## QUOTED PASSAGE:
— Start —
The Motion also fails on the merits. In Lynn's Food Stores, the Eleventh Circuit held that "[t]here are only two ways in which back wage claims arising under the FLSA can be settled or compromised by employees." 679 F.2d at 1352. The first is under the supervision of the Secretary of Labor. Id. at 1353; 29 U.S.C. § 216(c). The second, which is "[t]he only other route for compromise of FLSA claims[,] is provided in the context of suits brought directly by employees against their employer to recover back wages for FLSA violations," as in the instant case. Lynn's Food Stores, 679 F.2d at 1353. In the latter scenario, the parties may "present to the district court a proposed settlement" and "the district court may enter a stipulated judgment after scrutinizing the settlement for fairness." Id. Consequently, before the Court can dismiss a case and approve a settlement of the FLSA claims, the court must scrutinize the settlement and determine that it is a "fair and reasonable resolution of a bona fide dispute over FLSA provisions." Id. at 1355. In doing so, courts consider various factors, including: (1) the possible existence of collusion behind the settlement; (2) the complexity, expense, and likely duration of the litigation; (3) the stage of the proceedings and the amount of discovery completed; (4) the probability of the plaintiff's success on the merits; (5) the range of possible recovery; and (6) the opinions of counsel. See Leverso v. S.Trust Bank of Ala. Nat. Assoc., 18 F.3d 1527, 1531 n.6 (11th Cir. 1994); see also McHone v. Donald P. Hoekstra Plumbing, Inc., No. 10-CV-60322, 2010 WL 4625999, at *1 (S.D. Fla. Nov. 4, 2010); Dees v. Hydradry, Inc., 706 F. Supp. 2d 1227, 1241 (M.D. Fla. 2010). In the end, if the settlement reflects a reasonable compromise over FLSA issues that are actually in dispute, the court may approve the settlement "to promote the policy of encouraging settlement in litigation." Lynn's Food Stores, 679 F.2d at 1354.

Here, Plaintiffs' counsel has filed the state court Settlement Agreement with the Motion. See (ECF No. 32-2). As noted above, the undersigned is not persuaded that this Court has jurisdiction to sever any part of that agreement. Nevertheless, for completeness, the undersigned has compared the state court Settlement Agreement with the litigation record before this Court in an effort to determine whether the state court Settlement Agreement might reflect a fair and reasonable compromise of the federal FLSA claims under Lynn's Foods Stores. The answer is no.
— End —
## INFORMATION SHOWN:
— Start —
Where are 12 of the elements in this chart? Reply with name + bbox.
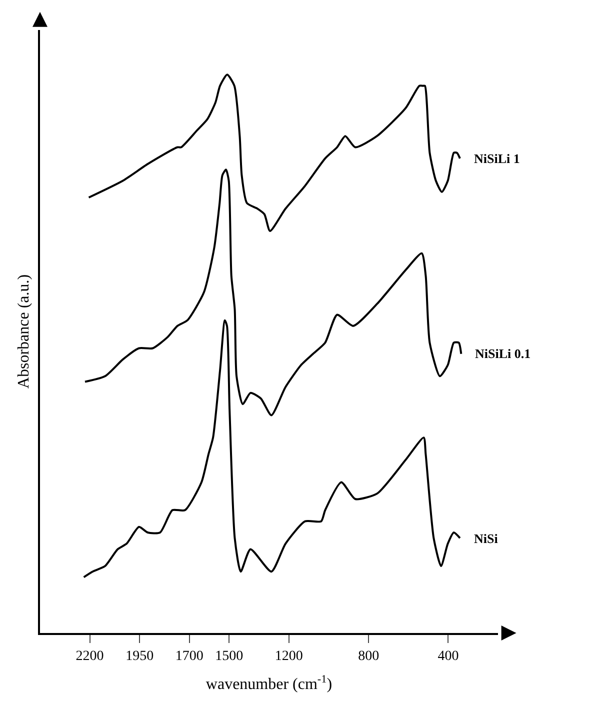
series-label: NiSiLi 1 xyxy=(474,151,520,166)
series-label: NiSi xyxy=(474,531,498,546)
x-axis-title: wavenumber (cm$^{-1}$) xyxy=(206,673,332,693)
x-tick-label: 1500 xyxy=(215,648,244,664)
y-axis-title: Absorbance (a.u.) xyxy=(15,274,32,389)
x-tick-label: 1200 xyxy=(274,648,303,664)
x-tick-label: 1950 xyxy=(126,648,154,664)
series-label: NiSiLi 0.1 xyxy=(475,346,531,361)
x-tick-label: 2200 xyxy=(76,648,104,664)
x-tick-label: 800 xyxy=(358,648,380,664)
x-tick-label: 400 xyxy=(438,648,459,664)
x-tick-label: 1700 xyxy=(175,648,204,664)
— End —
Quote everything in the passage on FLSA settlements from "Here, Plaintiffs' counsel" down to "answer is no.". The listing has no connection to the passage on FLSA settlements.

Here, Plaintiffs' counsel has filed the state court Settlement Agreement with the Motion. See (ECF No. 32-2). As noted above, the undersigned is not persuaded that this Court has jurisdiction to sever any part of that agreement. Nevertheless, for completeness, the undersigned has compared the state court Settlement Agreement with the litigation record before this Court in an effort to determine whether the state court Settlement Agreement might reflect a fair and reasonable compromise of the federal FLSA claims under Lynn's Foods Stores. The answer is no.